— The exercise —
Return the lines of the listing exactly as they appear, starting with the line that contains "table-cell: 椭圆1 / 椭圆2 [208,748,395,772]" and going on through the line that contains "figure-caption-arrow: 箭头1 [165,334,194,347]".

— Supplied records —

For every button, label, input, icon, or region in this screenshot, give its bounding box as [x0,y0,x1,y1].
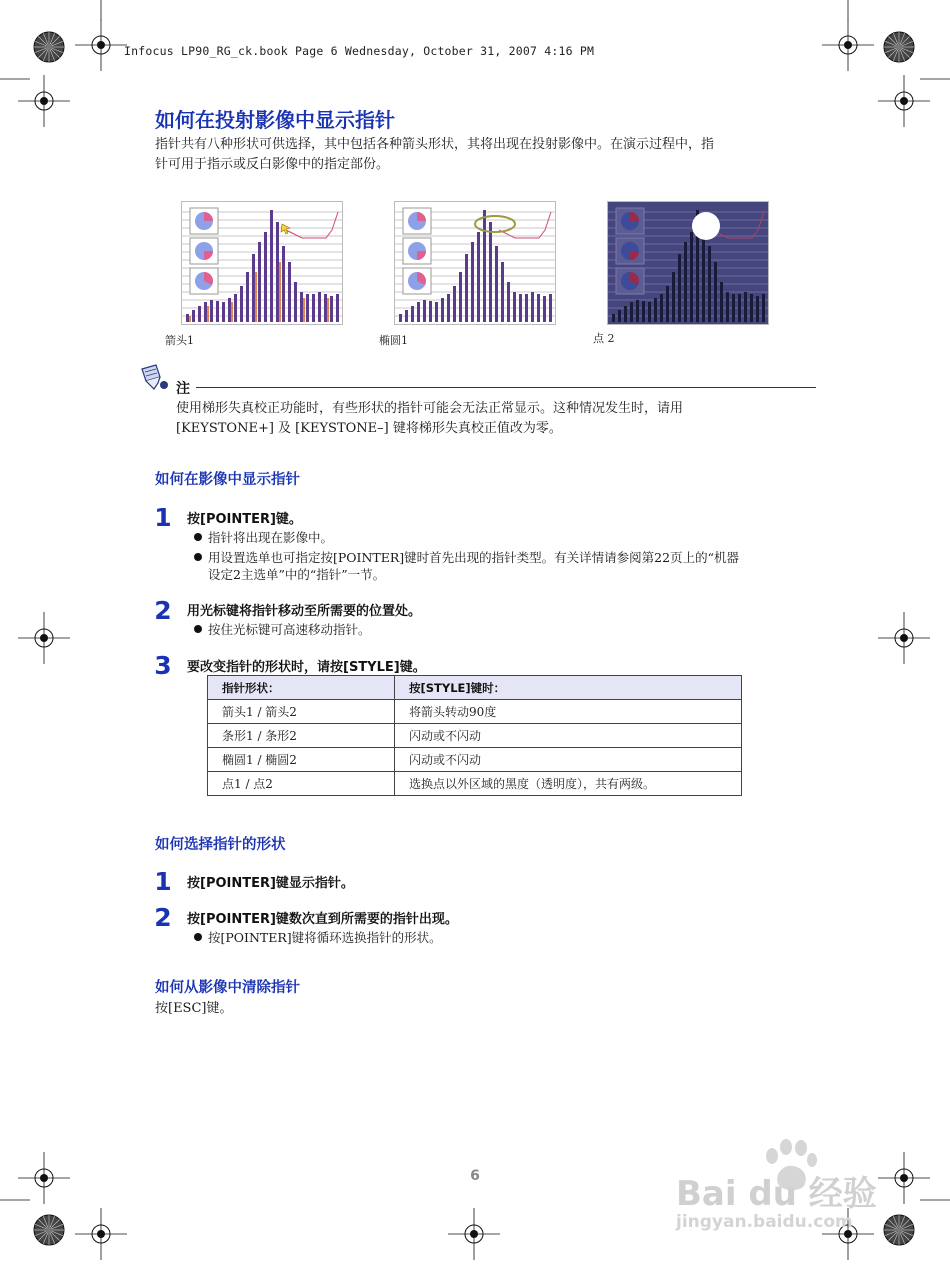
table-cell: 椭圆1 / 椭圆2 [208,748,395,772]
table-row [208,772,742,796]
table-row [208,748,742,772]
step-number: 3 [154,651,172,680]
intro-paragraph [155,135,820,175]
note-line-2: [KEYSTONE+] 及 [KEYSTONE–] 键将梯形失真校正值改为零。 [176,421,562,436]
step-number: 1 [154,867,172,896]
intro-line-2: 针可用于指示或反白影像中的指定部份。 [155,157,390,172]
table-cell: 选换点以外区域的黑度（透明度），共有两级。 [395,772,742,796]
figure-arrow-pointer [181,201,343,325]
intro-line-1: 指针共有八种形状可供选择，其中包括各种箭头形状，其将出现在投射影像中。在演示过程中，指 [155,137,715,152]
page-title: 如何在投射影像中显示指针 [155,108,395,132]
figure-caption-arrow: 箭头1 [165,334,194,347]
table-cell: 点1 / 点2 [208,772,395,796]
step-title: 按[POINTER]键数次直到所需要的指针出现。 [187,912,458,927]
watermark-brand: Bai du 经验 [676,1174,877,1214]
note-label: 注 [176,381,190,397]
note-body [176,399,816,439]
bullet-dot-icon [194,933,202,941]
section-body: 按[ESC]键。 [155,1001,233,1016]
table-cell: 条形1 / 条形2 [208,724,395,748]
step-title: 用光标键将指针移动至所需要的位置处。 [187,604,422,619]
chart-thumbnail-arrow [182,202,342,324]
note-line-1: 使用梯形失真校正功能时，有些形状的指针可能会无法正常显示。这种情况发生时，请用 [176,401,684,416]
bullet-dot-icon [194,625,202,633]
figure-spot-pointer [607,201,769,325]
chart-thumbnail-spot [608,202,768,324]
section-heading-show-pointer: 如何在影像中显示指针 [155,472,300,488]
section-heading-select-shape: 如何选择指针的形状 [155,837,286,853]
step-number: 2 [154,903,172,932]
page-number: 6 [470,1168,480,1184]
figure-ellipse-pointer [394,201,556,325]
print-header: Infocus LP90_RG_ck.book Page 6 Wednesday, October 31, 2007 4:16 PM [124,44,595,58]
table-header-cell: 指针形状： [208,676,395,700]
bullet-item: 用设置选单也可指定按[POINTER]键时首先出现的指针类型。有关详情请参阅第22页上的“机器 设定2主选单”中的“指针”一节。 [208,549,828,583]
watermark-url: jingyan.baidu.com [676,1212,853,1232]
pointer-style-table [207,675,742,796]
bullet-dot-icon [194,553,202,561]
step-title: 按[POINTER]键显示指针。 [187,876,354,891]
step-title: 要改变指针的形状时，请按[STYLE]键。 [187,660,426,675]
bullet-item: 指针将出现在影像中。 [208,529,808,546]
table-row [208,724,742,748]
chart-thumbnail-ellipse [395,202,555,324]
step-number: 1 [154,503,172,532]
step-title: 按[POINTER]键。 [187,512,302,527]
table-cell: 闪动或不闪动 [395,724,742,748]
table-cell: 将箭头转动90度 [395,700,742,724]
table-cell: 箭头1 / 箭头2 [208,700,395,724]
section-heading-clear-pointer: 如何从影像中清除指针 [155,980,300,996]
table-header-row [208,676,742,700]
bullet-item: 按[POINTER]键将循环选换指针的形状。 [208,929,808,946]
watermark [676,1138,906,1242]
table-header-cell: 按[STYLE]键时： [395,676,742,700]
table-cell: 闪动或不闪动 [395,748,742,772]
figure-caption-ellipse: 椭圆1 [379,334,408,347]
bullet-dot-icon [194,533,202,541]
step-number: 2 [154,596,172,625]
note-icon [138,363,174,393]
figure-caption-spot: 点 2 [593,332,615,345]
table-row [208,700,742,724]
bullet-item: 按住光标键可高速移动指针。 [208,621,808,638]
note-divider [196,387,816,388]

--

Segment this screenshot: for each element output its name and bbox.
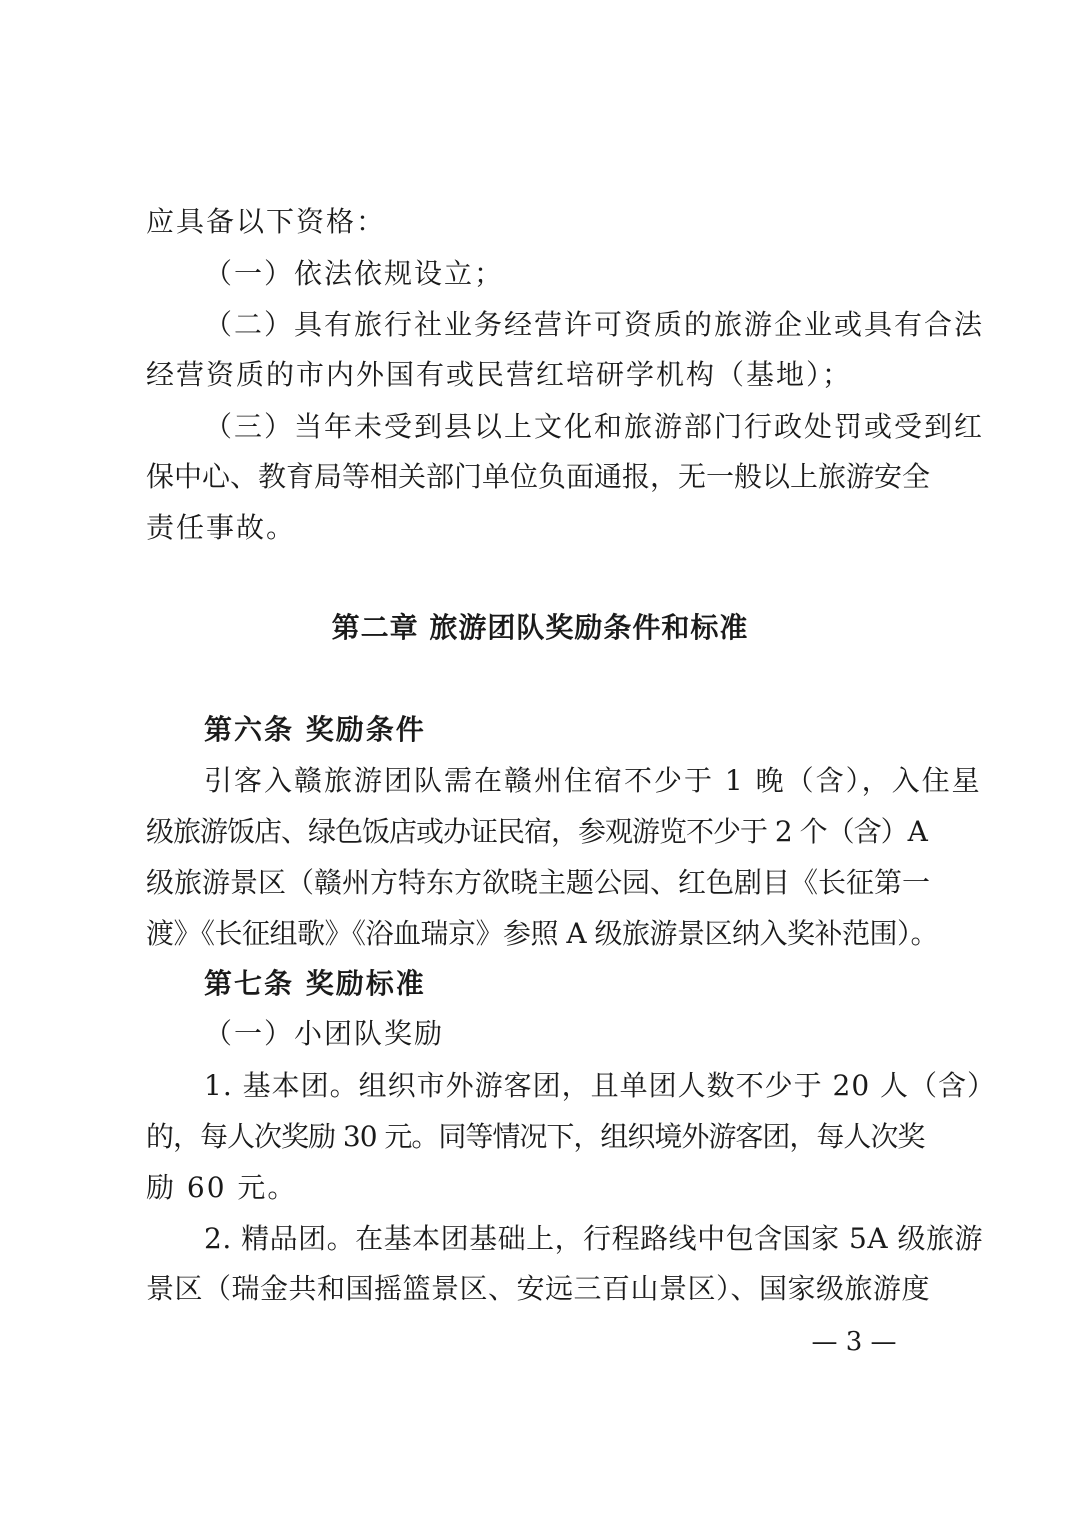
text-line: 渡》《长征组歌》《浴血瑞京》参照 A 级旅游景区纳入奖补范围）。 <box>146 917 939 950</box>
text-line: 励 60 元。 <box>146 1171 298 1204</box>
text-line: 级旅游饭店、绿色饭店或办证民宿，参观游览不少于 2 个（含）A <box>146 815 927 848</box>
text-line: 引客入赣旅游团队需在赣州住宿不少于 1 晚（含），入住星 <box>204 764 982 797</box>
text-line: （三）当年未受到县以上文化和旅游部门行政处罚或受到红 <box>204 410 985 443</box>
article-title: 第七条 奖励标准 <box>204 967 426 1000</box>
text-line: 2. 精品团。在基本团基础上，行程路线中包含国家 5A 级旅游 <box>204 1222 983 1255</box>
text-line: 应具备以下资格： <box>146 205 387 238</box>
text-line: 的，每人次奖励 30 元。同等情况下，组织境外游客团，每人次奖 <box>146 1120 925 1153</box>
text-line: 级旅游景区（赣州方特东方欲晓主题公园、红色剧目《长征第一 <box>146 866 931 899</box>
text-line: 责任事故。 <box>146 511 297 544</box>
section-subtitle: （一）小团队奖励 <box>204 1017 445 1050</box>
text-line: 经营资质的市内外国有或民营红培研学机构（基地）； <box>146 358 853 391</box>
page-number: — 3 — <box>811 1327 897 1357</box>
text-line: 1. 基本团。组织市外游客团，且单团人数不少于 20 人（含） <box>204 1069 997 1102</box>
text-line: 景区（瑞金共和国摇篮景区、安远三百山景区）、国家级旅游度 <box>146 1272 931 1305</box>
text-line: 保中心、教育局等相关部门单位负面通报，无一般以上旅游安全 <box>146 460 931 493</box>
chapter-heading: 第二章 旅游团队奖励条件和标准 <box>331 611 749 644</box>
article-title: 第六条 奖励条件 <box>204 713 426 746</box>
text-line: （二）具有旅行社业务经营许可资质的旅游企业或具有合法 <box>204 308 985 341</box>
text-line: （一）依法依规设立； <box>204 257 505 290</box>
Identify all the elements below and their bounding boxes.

— Result of this exercise —
table-cell: 椭圆1 / 椭圆2 [208,748,395,772]
table-row [208,772,742,796]
table-row [208,748,742,772]
step-number: 3 [154,651,172,680]
intro-paragraph [155,135,820,175]
note-line-2: [KEYSTONE+] 及 [KEYSTONE–] 键将梯形失真校正值改为零。 [176,421,562,436]
step-number: 1 [154,867,172,896]
intro-line-2: 针可用于指示或反白影像中的指定部份。 [155,157,390,172]
table-cell: 选换点以外区域的黑度（透明度），共有两级。 [395,772,742,796]
figure-arrow-pointer [181,201,343,325]
intro-line-1: 指针共有八种形状可供选择，其中包括各种箭头形状，其将出现在投射影像中。在演示过程中，指 [155,137,715,152]
page-title: 如何在投射影像中显示指针 [155,108,395,132]
figure-caption-arrow: 箭头1 [165,334,194,347]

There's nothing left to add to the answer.